## Problem description
Repeat each entry word for word. Leave any images out of the copy.

Entries from a dataset:

┄┄┄┄┄┄┄┄┄┄┄┄┄┄┄┄┄┄┄┄

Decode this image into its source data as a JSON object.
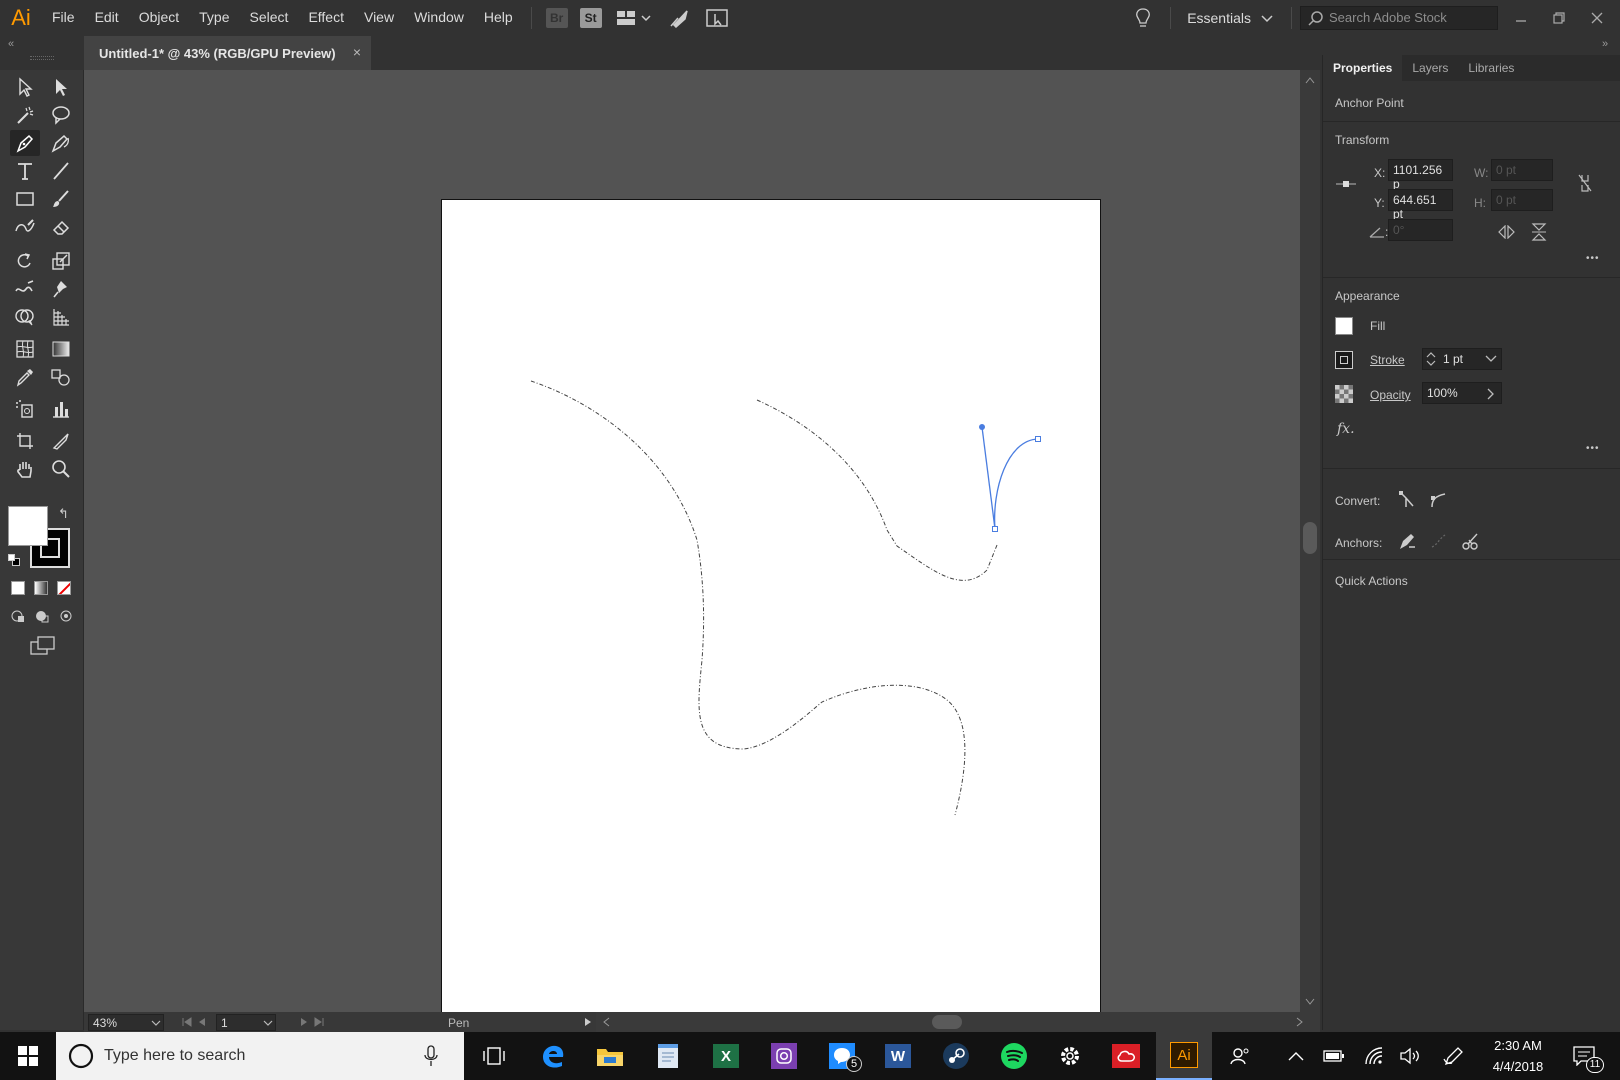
{
  "app": {
    "logo": "Ai",
    "accent": "#ff9a00"
  },
  "menu": [
    "File",
    "Edit",
    "Object",
    "Type",
    "Select",
    "Effect",
    "View",
    "Window",
    "Help"
  ],
  "bridge_label": "Br",
  "stock_label": "St",
  "workspace": "Essentials",
  "stock_search_placeholder": "Search Adobe Stock",
  "document_tab": {
    "title": "Untitled-1* @ 43% (RGB/GPU Preview)",
    "close": "×"
  },
  "panel": {
    "tabs": [
      "Properties",
      "Layers",
      "Libraries"
    ],
    "selection_type": "Anchor Point",
    "transform": {
      "heading": "Transform",
      "x_label": "X:",
      "x_value": "1101.256 p",
      "y_label": "Y:",
      "y_value": "644.651 pt",
      "w_label": "W:",
      "w_value": "0 pt",
      "h_label": "H:",
      "h_value": "0 pt",
      "angle_value": "0°"
    },
    "appearance": {
      "heading": "Appearance",
      "fill_label": "Fill",
      "stroke_label": "Stroke",
      "stroke_value": "1 pt",
      "opacity_label": "Opacity",
      "opacity_value": "100%",
      "fx_label": "fx."
    },
    "convert_label": "Convert:",
    "anchors_label": "Anchors:",
    "quick_actions": "Quick Actions",
    "more": "•••"
  },
  "status": {
    "zoom": "43%",
    "artboard": "1",
    "tool": "Pen"
  },
  "taskbar": {
    "search_placeholder": "Type here to search",
    "time": "2:30 AM",
    "date": "4/4/2018",
    "messenger_badge": "5",
    "notification_count": "11",
    "illustrator_label": "Ai",
    "excel_label": "X",
    "word_label": "W"
  }
}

┄┄┄┄┄┄┄┄┄┄┄┄┄┄┄┄┄┄┄┄

## The solution
Decode this image into its source data as a JSON object.
{
  "app": {
    "logo": "Ai",
    "accent": "#ff9a00"
  },
  "menu": [
    "File",
    "Edit",
    "Object",
    "Type",
    "Select",
    "Effect",
    "View",
    "Window",
    "Help"
  ],
  "bridge_label": "Br",
  "stock_label": "St",
  "workspace": "Essentials",
  "stock_search_placeholder": "Search Adobe Stock",
  "document_tab": {
    "title": "Untitled-1* @ 43% (RGB/GPU Preview)",
    "close": "×"
  },
  "panel": {
    "tabs": [
      "Properties",
      "Layers",
      "Libraries"
    ],
    "selection_type": "Anchor Point",
    "transform": {
      "heading": "Transform",
      "x_label": "X:",
      "x_value": "1101.256 p",
      "y_label": "Y:",
      "y_value": "644.651 pt",
      "w_label": "W:",
      "w_value": "0 pt",
      "h_label": "H:",
      "h_value": "0 pt",
      "angle_value": "0°"
    },
    "appearance": {
      "heading": "Appearance",
      "fill_label": "Fill",
      "stroke_label": "Stroke",
      "stroke_value": "1 pt",
      "opacity_label": "Opacity",
      "opacity_value": "100%",
      "fx_label": "fx."
    },
    "convert_label": "Convert:",
    "anchors_label": "Anchors:",
    "quick_actions": "Quick Actions",
    "more": "•••"
  },
  "status": {
    "zoom": "43%",
    "artboard": "1",
    "tool": "Pen"
  },
  "taskbar": {
    "search_placeholder": "Type here to search",
    "time": "2:30 AM",
    "date": "4/4/2018",
    "messenger_badge": "5",
    "notification_count": "11",
    "illustrator_label": "Ai",
    "excel_label": "X",
    "word_label": "W"
  }
}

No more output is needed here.